#### [Information supplied]

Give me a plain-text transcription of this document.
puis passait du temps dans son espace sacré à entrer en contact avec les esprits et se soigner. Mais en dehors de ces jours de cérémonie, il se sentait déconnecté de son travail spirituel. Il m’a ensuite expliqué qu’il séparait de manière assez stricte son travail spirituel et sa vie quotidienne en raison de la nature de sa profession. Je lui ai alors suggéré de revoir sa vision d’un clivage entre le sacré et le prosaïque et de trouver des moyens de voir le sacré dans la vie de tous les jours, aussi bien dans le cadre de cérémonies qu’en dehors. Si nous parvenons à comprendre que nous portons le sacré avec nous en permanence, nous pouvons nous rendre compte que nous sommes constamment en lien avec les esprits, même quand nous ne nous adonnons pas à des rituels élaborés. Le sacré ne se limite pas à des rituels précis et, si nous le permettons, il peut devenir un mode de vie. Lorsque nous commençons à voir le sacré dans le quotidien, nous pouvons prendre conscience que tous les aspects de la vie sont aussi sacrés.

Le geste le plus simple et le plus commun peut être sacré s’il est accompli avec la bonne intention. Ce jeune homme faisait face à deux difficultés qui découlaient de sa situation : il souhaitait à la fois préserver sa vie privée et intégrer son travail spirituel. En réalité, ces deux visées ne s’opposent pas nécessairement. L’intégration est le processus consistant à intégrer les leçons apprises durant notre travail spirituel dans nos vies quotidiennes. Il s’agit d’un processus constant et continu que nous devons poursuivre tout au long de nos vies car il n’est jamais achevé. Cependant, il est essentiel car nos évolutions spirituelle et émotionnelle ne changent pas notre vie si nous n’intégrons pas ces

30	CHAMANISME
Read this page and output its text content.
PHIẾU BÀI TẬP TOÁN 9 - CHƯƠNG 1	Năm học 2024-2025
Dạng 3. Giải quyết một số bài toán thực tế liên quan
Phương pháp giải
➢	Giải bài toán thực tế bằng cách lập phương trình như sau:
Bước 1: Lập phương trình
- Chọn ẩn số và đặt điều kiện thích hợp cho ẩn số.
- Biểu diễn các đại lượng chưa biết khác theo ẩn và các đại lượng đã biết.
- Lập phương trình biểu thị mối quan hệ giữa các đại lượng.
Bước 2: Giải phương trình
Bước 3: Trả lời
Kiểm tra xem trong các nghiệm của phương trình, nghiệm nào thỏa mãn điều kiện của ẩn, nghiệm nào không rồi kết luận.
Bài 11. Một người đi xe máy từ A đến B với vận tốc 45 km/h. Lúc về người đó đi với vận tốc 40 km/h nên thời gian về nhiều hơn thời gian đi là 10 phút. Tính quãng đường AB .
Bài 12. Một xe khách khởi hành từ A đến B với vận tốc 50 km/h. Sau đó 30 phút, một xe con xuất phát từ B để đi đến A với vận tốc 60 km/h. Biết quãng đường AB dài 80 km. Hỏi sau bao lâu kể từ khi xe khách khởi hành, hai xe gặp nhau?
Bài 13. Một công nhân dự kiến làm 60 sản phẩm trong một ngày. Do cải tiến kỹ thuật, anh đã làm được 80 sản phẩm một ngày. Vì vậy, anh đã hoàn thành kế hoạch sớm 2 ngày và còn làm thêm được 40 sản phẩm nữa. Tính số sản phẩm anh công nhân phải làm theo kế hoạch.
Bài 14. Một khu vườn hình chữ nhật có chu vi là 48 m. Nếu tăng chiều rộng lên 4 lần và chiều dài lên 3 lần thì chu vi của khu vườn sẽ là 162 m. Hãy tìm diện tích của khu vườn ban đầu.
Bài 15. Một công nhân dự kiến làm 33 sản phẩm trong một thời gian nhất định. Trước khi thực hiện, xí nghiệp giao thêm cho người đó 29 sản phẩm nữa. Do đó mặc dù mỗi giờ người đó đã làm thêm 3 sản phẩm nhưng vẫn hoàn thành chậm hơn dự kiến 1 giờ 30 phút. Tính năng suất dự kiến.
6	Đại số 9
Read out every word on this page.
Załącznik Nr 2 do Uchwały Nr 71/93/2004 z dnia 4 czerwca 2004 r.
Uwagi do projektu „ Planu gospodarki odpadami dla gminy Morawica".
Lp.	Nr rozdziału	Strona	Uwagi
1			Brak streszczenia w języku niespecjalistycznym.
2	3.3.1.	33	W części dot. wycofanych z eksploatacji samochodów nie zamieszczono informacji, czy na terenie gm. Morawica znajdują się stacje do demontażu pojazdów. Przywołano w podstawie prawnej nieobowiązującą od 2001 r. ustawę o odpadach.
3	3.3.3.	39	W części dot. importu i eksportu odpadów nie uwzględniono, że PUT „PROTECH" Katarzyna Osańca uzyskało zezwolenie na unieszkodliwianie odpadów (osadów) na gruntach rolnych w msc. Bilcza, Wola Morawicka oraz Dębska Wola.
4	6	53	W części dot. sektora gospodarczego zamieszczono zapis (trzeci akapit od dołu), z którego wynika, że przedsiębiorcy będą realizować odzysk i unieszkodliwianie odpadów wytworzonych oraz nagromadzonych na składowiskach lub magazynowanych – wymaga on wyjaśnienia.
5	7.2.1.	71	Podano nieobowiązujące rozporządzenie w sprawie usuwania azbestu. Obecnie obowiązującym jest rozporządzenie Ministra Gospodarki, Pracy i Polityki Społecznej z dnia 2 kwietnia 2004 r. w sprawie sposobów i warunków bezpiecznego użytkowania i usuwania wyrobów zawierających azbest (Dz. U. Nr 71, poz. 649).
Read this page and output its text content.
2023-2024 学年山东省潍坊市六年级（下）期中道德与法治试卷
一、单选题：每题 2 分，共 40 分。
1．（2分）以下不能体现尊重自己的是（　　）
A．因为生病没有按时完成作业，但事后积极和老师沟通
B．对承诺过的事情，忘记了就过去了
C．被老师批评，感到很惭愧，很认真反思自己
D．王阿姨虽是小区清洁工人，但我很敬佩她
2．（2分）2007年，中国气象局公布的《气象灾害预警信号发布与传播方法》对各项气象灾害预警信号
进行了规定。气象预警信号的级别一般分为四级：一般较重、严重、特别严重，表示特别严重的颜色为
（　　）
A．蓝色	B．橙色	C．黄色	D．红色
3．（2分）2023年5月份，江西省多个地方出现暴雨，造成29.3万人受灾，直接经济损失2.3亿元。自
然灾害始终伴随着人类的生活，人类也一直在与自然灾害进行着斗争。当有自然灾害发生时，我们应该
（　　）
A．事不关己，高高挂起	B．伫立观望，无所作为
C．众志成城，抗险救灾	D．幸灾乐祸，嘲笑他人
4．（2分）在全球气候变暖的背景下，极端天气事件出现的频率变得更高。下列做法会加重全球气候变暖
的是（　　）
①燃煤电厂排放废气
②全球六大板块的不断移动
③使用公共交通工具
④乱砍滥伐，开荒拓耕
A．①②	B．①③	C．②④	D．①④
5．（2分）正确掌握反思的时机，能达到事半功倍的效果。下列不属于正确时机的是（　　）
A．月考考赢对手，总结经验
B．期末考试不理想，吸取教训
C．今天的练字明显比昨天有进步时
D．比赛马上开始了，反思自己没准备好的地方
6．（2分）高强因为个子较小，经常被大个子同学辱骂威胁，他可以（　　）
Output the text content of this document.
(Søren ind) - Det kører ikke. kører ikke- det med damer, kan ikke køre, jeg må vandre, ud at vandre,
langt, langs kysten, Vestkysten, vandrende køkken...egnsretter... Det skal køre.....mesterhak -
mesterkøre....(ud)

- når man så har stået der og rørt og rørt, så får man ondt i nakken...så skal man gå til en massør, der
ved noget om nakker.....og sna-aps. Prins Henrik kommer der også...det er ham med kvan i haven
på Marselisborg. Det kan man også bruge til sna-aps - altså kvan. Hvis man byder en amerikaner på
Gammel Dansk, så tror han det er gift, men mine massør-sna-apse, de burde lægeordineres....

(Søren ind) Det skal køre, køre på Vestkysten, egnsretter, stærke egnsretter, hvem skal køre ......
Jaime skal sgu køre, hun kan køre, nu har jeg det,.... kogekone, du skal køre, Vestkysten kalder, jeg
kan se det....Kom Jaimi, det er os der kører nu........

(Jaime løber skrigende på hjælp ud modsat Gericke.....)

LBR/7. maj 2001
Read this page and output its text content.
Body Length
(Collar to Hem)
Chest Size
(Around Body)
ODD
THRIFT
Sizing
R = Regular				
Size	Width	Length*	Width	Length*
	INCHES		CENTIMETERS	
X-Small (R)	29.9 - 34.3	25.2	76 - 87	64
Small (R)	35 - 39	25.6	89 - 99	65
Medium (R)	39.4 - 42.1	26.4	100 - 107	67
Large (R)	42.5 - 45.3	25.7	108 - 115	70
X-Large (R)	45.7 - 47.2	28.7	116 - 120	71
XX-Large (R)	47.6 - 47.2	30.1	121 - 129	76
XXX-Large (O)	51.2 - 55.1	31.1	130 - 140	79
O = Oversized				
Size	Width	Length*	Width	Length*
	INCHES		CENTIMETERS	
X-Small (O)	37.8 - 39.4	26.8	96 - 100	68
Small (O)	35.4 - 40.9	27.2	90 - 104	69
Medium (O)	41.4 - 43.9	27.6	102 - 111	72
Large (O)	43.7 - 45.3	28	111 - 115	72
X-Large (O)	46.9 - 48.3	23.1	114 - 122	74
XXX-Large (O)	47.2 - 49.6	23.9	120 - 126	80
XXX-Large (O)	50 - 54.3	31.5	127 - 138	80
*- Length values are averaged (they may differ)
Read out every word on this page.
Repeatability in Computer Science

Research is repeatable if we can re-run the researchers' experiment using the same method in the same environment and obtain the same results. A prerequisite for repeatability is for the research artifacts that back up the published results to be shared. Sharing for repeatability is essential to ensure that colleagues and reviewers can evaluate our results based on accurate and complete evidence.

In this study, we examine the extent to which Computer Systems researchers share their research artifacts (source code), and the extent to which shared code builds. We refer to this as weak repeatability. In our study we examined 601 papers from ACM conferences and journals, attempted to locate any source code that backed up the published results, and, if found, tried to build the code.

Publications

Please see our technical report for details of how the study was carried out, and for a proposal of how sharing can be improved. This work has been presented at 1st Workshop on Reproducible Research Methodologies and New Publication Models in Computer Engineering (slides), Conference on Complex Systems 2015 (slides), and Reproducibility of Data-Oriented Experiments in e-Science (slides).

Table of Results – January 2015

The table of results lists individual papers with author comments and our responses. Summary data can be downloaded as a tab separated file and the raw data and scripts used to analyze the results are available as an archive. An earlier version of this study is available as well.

#### [Set exercise]
Locate all lines in the listing above with the word "thành". Copy them.

#### [Exercise output]
Bài 13. Một công nhân dự kiến làm 60 sản phẩm trong một ngày. Do cải tiến kỹ thuật, anh đã làm được 80 sản phẩm một ngày. Vì vậy, anh đã hoàn thành kế hoạch sớm 2 ngày và còn làm thêm được 40 sản phẩm nữa. Tính số sản phẩm anh công nhân phải làm theo kế hoạch.
Bài 15. Một công nhân dự kiến làm 33 sản phẩm trong một thời gian nhất định. Trước khi thực hiện, xí nghiệp giao thêm cho người đó 29 sản phẩm nữa. Do đó mặc dù mỗi giờ người đó đã làm thêm 3 sản phẩm nhưng vẫn hoàn thành chậm hơn dự kiến 1 giờ 30 phút. Tính năng suất dự kiến.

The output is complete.